-- BEGIN Records --
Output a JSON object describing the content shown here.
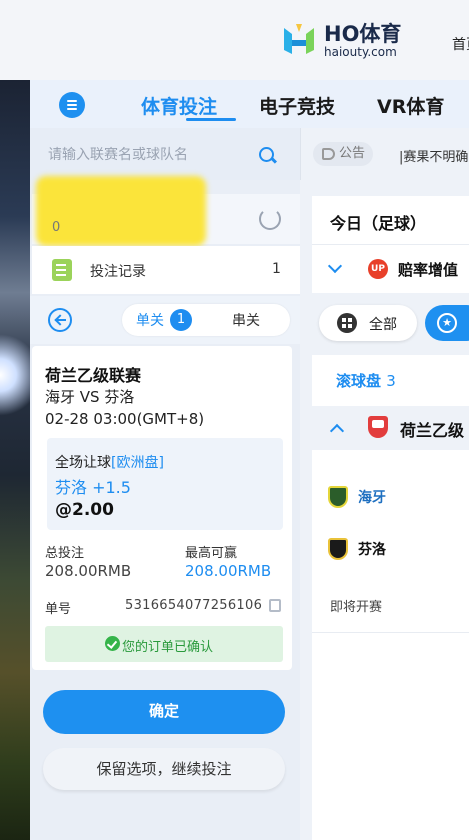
{
  "header": {
    "logo_main": "HO体育",
    "logo_sub": "haiouty.com",
    "right_link": "首页"
  },
  "tabs": [
    {
      "label": "体育投注",
      "active": true
    },
    {
      "label": "电子竞技",
      "active": false
    },
    {
      "label": "VR体育",
      "active": false
    }
  ],
  "search": {
    "placeholder": "请输入联赛名或球队名"
  },
  "account": {
    "balance_first_digit": "0"
  },
  "bet_record": {
    "label": "投注记录",
    "count": "1"
  },
  "betslip": {
    "single_label": "单关",
    "single_count": "1",
    "parlay_label": "串关",
    "league": "荷兰乙级联赛",
    "teams": "海牙 VS 芬洛",
    "time": "02-28 03:00(GMT+8)",
    "market": "全场让球",
    "market_type": "[欧洲盘]",
    "pick": "芬洛 +1.5",
    "odds": "@2.00",
    "stake_label": "总投注",
    "stake_value": "208.00RMB",
    "max_win_label": "最高可赢",
    "max_win_value": "208.00RMB",
    "order_label": "单号",
    "order_number": "5316654077256106",
    "confirm_message": "您的订单已确认",
    "ok_button": "确定",
    "keep_button": "保留选项，继续投注"
  },
  "right": {
    "notice_label": "公告",
    "notice_text": "|赛果不明确",
    "today_title": "今日（足球）",
    "up_badge": "UP",
    "up_title": "赔率增值",
    "all_label": "全部",
    "live_label": "滚球盘",
    "live_count": "3",
    "league_name": "荷兰乙级",
    "home_team": "海牙",
    "away_team": "芬洛",
    "status": "即将开赛"
  },
  "colors": {
    "accent": "#1e8df0",
    "success": "#35b44a",
    "up_red": "#e8402a"
  }
}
-- END Records --
Written task. Leave the pictures out and copy the rest of the data exactly.

Written reply.
Output a JSON object describing the content shown here.
{
  "header": {
    "logo_main": "HO体育",
    "logo_sub": "haiouty.com",
    "right_link": "首页"
  },
  "tabs": [
    {
      "label": "体育投注",
      "active": true
    },
    {
      "label": "电子竞技",
      "active": false
    },
    {
      "label": "VR体育",
      "active": false
    }
  ],
  "search": {
    "placeholder": "请输入联赛名或球队名"
  },
  "account": {
    "balance_first_digit": "0"
  },
  "bet_record": {
    "label": "投注记录",
    "count": "1"
  },
  "betslip": {
    "single_label": "单关",
    "single_count": "1",
    "parlay_label": "串关",
    "league": "荷兰乙级联赛",
    "teams": "海牙 VS 芬洛",
    "time": "02-28 03:00(GMT+8)",
    "market": "全场让球",
    "market_type": "[欧洲盘]",
    "pick": "芬洛 +1.5",
    "odds": "@2.00",
    "stake_label": "总投注",
    "stake_value": "208.00RMB",
    "max_win_label": "最高可赢",
    "max_win_value": "208.00RMB",
    "order_label": "单号",
    "order_number": "5316654077256106",
    "confirm_message": "您的订单已确认",
    "ok_button": "确定",
    "keep_button": "保留选项，继续投注"
  },
  "right": {
    "notice_label": "公告",
    "notice_text": "|赛果不明确",
    "today_title": "今日（足球）",
    "up_badge": "UP",
    "up_title": "赔率增值",
    "all_label": "全部",
    "live_label": "滚球盘",
    "live_count": "3",
    "league_name": "荷兰乙级",
    "home_team": "海牙",
    "away_team": "芬洛",
    "status": "即将开赛"
  },
  "colors": {
    "accent": "#1e8df0",
    "success": "#35b44a",
    "up_red": "#e8402a"
  }
}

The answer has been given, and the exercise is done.